--- START OF Extracted data ---

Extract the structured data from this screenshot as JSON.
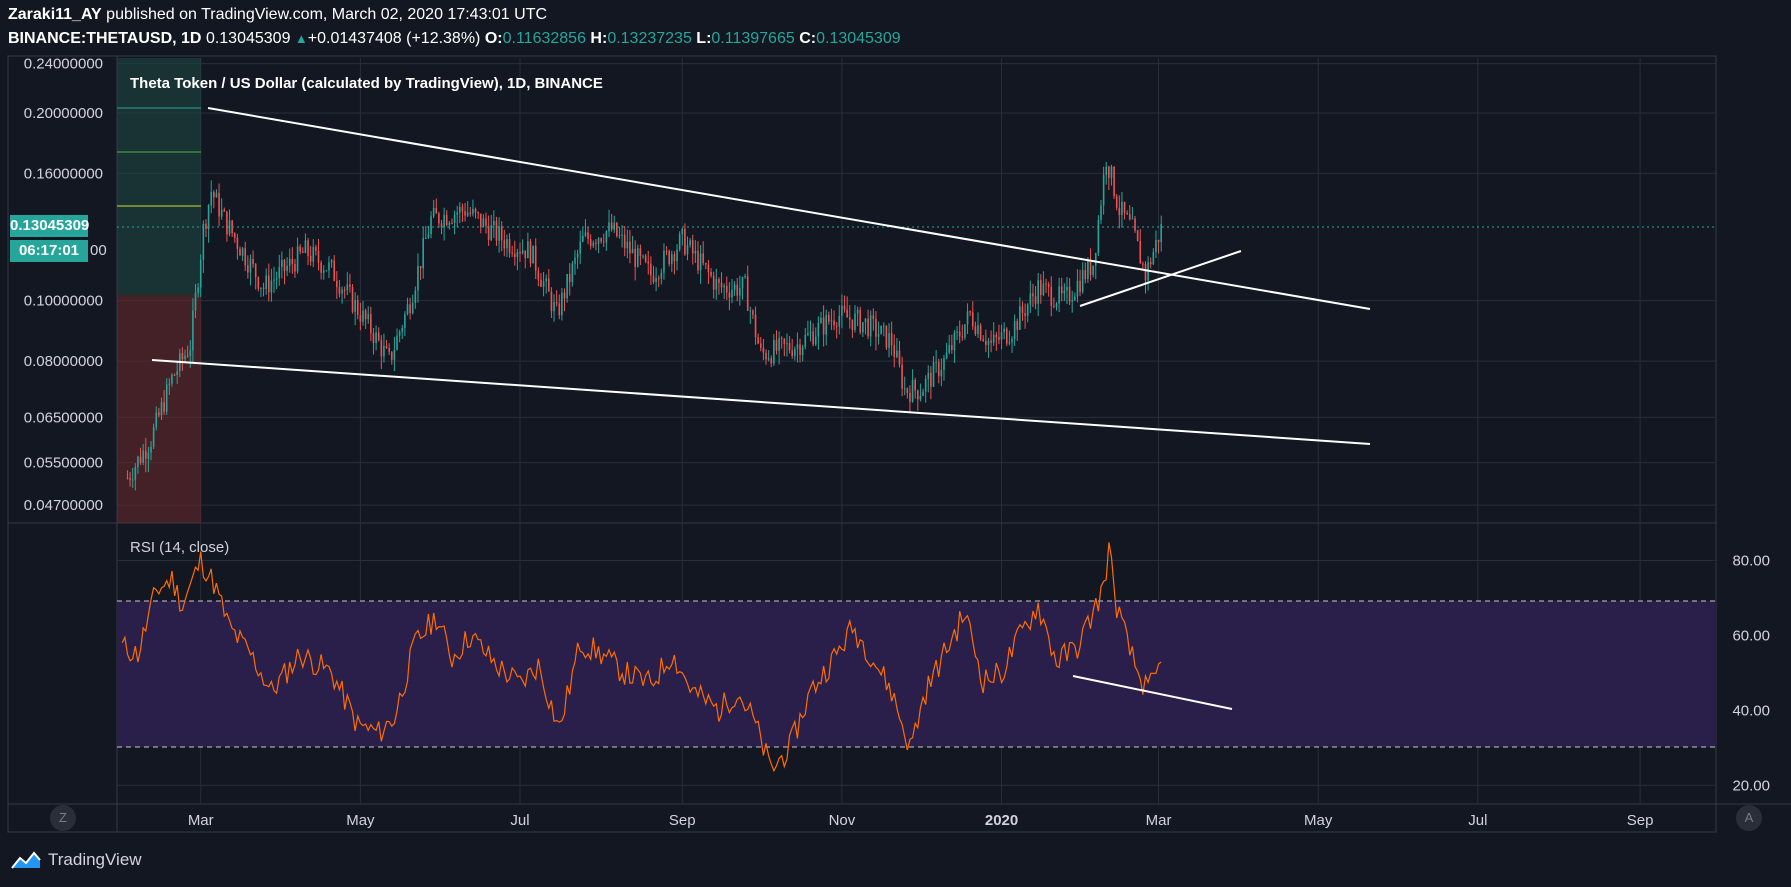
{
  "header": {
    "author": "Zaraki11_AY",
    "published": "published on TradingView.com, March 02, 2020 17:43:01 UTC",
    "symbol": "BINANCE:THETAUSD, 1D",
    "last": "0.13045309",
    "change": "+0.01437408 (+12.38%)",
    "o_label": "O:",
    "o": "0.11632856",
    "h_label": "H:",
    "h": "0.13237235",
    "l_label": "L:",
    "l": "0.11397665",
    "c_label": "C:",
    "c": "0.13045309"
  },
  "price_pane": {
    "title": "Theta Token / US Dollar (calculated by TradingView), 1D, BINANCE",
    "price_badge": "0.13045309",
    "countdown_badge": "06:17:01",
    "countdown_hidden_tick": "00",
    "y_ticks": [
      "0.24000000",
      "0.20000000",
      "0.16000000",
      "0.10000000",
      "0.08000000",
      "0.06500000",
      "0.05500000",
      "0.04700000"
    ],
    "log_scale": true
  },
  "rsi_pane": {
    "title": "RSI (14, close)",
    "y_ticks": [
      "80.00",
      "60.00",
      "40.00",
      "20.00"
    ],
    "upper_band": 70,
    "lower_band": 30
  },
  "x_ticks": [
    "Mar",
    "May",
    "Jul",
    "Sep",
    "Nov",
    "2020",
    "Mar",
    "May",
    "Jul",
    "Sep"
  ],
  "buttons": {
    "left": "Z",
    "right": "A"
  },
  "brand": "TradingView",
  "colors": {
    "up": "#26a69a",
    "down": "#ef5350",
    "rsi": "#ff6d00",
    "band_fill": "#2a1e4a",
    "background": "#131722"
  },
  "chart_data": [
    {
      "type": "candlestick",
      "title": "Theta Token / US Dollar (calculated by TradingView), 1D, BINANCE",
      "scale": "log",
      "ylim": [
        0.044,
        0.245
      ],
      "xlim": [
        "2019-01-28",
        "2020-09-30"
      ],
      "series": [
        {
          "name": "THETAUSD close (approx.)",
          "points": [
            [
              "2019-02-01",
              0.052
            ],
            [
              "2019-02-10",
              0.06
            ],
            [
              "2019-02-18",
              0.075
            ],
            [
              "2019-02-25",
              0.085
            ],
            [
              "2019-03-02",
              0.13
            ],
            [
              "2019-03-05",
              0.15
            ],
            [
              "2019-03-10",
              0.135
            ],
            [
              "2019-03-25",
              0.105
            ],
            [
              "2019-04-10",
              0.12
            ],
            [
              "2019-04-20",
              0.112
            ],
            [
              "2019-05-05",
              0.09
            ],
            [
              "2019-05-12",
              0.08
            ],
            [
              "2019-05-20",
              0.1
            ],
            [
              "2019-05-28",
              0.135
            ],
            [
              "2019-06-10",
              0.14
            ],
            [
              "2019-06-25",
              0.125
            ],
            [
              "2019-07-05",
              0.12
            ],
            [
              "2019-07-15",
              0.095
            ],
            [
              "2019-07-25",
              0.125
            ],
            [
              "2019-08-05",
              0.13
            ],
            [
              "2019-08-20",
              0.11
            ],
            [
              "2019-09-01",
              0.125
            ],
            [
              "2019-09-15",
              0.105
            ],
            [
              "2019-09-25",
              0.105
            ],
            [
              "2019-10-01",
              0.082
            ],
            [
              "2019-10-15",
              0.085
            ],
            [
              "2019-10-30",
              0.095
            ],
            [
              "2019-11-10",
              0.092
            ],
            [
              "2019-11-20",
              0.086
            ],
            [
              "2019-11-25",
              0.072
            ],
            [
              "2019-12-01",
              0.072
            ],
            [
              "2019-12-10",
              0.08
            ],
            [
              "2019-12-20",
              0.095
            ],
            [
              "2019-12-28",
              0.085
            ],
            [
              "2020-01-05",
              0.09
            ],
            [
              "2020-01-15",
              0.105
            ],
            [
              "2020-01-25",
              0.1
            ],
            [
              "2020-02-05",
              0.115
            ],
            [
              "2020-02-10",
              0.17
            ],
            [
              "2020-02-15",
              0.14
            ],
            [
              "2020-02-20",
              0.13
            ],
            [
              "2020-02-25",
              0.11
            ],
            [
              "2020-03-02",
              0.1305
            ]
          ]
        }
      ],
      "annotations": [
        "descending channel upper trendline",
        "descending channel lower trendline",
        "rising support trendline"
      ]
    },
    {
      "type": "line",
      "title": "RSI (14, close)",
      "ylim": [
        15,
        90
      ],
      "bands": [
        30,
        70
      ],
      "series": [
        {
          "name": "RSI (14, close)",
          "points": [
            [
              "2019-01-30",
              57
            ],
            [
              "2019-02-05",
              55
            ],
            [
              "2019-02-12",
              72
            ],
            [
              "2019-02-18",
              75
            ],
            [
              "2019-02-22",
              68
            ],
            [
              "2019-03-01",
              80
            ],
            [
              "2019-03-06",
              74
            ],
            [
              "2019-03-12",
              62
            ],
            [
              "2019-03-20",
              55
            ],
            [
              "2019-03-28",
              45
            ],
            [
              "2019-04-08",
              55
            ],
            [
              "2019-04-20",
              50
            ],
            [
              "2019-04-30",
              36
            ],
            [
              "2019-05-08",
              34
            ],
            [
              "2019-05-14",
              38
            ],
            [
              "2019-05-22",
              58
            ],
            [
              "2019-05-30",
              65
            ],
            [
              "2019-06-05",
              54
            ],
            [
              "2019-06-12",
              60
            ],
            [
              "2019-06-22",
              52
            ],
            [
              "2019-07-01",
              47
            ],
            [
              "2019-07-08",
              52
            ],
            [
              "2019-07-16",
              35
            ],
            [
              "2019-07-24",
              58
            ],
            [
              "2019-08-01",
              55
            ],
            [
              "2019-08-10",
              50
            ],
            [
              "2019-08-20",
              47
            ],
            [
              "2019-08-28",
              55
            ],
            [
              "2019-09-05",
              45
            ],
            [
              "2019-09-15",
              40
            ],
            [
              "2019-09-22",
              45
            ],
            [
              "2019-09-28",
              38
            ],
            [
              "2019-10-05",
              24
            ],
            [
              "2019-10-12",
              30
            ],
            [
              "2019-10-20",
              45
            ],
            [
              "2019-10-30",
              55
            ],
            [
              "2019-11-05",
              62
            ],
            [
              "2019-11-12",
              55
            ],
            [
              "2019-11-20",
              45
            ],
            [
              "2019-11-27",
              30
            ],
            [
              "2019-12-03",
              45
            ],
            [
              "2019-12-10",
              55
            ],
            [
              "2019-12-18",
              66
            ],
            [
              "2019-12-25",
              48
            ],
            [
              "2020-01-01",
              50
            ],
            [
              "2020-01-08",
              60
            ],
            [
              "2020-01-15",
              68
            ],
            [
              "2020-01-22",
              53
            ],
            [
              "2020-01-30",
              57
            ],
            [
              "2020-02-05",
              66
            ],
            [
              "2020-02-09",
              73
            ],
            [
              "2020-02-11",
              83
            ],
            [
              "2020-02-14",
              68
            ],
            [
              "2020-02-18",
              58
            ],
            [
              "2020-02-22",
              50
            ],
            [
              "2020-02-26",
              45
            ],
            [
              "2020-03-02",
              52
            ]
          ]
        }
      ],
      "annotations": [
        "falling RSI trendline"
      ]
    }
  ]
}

--- END OF Extracted data ---

Written problem — Leave the pictures out and reproduce all of the records exactly.

Solution to the problem —
Extract the structured data from this screenshot as JSON.
{
  "header": {
    "author": "Zaraki11_AY",
    "published": "published on TradingView.com, March 02, 2020 17:43:01 UTC",
    "symbol": "BINANCE:THETAUSD, 1D",
    "last": "0.13045309",
    "change": "+0.01437408 (+12.38%)",
    "o_label": "O:",
    "o": "0.11632856",
    "h_label": "H:",
    "h": "0.13237235",
    "l_label": "L:",
    "l": "0.11397665",
    "c_label": "C:",
    "c": "0.13045309"
  },
  "price_pane": {
    "title": "Theta Token / US Dollar (calculated by TradingView), 1D, BINANCE",
    "price_badge": "0.13045309",
    "countdown_badge": "06:17:01",
    "countdown_hidden_tick": "00",
    "y_ticks": [
      "0.24000000",
      "0.20000000",
      "0.16000000",
      "0.10000000",
      "0.08000000",
      "0.06500000",
      "0.05500000",
      "0.04700000"
    ],
    "log_scale": true
  },
  "rsi_pane": {
    "title": "RSI (14, close)",
    "y_ticks": [
      "80.00",
      "60.00",
      "40.00",
      "20.00"
    ],
    "upper_band": 70,
    "lower_band": 30
  },
  "x_ticks": [
    "Mar",
    "May",
    "Jul",
    "Sep",
    "Nov",
    "2020",
    "Mar",
    "May",
    "Jul",
    "Sep"
  ],
  "buttons": {
    "left": "Z",
    "right": "A"
  },
  "brand": "TradingView",
  "colors": {
    "up": "#26a69a",
    "down": "#ef5350",
    "rsi": "#ff6d00",
    "band_fill": "#2a1e4a",
    "background": "#131722"
  },
  "chart_data": [
    {
      "type": "candlestick",
      "title": "Theta Token / US Dollar (calculated by TradingView), 1D, BINANCE",
      "scale": "log",
      "ylim": [
        0.044,
        0.245
      ],
      "xlim": [
        "2019-01-28",
        "2020-09-30"
      ],
      "series": [
        {
          "name": "THETAUSD close (approx.)",
          "points": [
            [
              "2019-02-01",
              0.052
            ],
            [
              "2019-02-10",
              0.06
            ],
            [
              "2019-02-18",
              0.075
            ],
            [
              "2019-02-25",
              0.085
            ],
            [
              "2019-03-02",
              0.13
            ],
            [
              "2019-03-05",
              0.15
            ],
            [
              "2019-03-10",
              0.135
            ],
            [
              "2019-03-25",
              0.105
            ],
            [
              "2019-04-10",
              0.12
            ],
            [
              "2019-04-20",
              0.112
            ],
            [
              "2019-05-05",
              0.09
            ],
            [
              "2019-05-12",
              0.08
            ],
            [
              "2019-05-20",
              0.1
            ],
            [
              "2019-05-28",
              0.135
            ],
            [
              "2019-06-10",
              0.14
            ],
            [
              "2019-06-25",
              0.125
            ],
            [
              "2019-07-05",
              0.12
            ],
            [
              "2019-07-15",
              0.095
            ],
            [
              "2019-07-25",
              0.125
            ],
            [
              "2019-08-05",
              0.13
            ],
            [
              "2019-08-20",
              0.11
            ],
            [
              "2019-09-01",
              0.125
            ],
            [
              "2019-09-15",
              0.105
            ],
            [
              "2019-09-25",
              0.105
            ],
            [
              "2019-10-01",
              0.082
            ],
            [
              "2019-10-15",
              0.085
            ],
            [
              "2019-10-30",
              0.095
            ],
            [
              "2019-11-10",
              0.092
            ],
            [
              "2019-11-20",
              0.086
            ],
            [
              "2019-11-25",
              0.072
            ],
            [
              "2019-12-01",
              0.072
            ],
            [
              "2019-12-10",
              0.08
            ],
            [
              "2019-12-20",
              0.095
            ],
            [
              "2019-12-28",
              0.085
            ],
            [
              "2020-01-05",
              0.09
            ],
            [
              "2020-01-15",
              0.105
            ],
            [
              "2020-01-25",
              0.1
            ],
            [
              "2020-02-05",
              0.115
            ],
            [
              "2020-02-10",
              0.17
            ],
            [
              "2020-02-15",
              0.14
            ],
            [
              "2020-02-20",
              0.13
            ],
            [
              "2020-02-25",
              0.11
            ],
            [
              "2020-03-02",
              0.1305
            ]
          ]
        }
      ],
      "annotations": [
        "descending channel upper trendline",
        "descending channel lower trendline",
        "rising support trendline"
      ]
    },
    {
      "type": "line",
      "title": "RSI (14, close)",
      "ylim": [
        15,
        90
      ],
      "bands": [
        30,
        70
      ],
      "series": [
        {
          "name": "RSI (14, close)",
          "points": [
            [
              "2019-01-30",
              57
            ],
            [
              "2019-02-05",
              55
            ],
            [
              "2019-02-12",
              72
            ],
            [
              "2019-02-18",
              75
            ],
            [
              "2019-02-22",
              68
            ],
            [
              "2019-03-01",
              80
            ],
            [
              "2019-03-06",
              74
            ],
            [
              "2019-03-12",
              62
            ],
            [
              "2019-03-20",
              55
            ],
            [
              "2019-03-28",
              45
            ],
            [
              "2019-04-08",
              55
            ],
            [
              "2019-04-20",
              50
            ],
            [
              "2019-04-30",
              36
            ],
            [
              "2019-05-08",
              34
            ],
            [
              "2019-05-14",
              38
            ],
            [
              "2019-05-22",
              58
            ],
            [
              "2019-05-30",
              65
            ],
            [
              "2019-06-05",
              54
            ],
            [
              "2019-06-12",
              60
            ],
            [
              "2019-06-22",
              52
            ],
            [
              "2019-07-01",
              47
            ],
            [
              "2019-07-08",
              52
            ],
            [
              "2019-07-16",
              35
            ],
            [
              "2019-07-24",
              58
            ],
            [
              "2019-08-01",
              55
            ],
            [
              "2019-08-10",
              50
            ],
            [
              "2019-08-20",
              47
            ],
            [
              "2019-08-28",
              55
            ],
            [
              "2019-09-05",
              45
            ],
            [
              "2019-09-15",
              40
            ],
            [
              "2019-09-22",
              45
            ],
            [
              "2019-09-28",
              38
            ],
            [
              "2019-10-05",
              24
            ],
            [
              "2019-10-12",
              30
            ],
            [
              "2019-10-20",
              45
            ],
            [
              "2019-10-30",
              55
            ],
            [
              "2019-11-05",
              62
            ],
            [
              "2019-11-12",
              55
            ],
            [
              "2019-11-20",
              45
            ],
            [
              "2019-11-27",
              30
            ],
            [
              "2019-12-03",
              45
            ],
            [
              "2019-12-10",
              55
            ],
            [
              "2019-12-18",
              66
            ],
            [
              "2019-12-25",
              48
            ],
            [
              "2020-01-01",
              50
            ],
            [
              "2020-01-08",
              60
            ],
            [
              "2020-01-15",
              68
            ],
            [
              "2020-01-22",
              53
            ],
            [
              "2020-01-30",
              57
            ],
            [
              "2020-02-05",
              66
            ],
            [
              "2020-02-09",
              73
            ],
            [
              "2020-02-11",
              83
            ],
            [
              "2020-02-14",
              68
            ],
            [
              "2020-02-18",
              58
            ],
            [
              "2020-02-22",
              50
            ],
            [
              "2020-02-26",
              45
            ],
            [
              "2020-03-02",
              52
            ]
          ]
        }
      ],
      "annotations": [
        "falling RSI trendline"
      ]
    }
  ]
}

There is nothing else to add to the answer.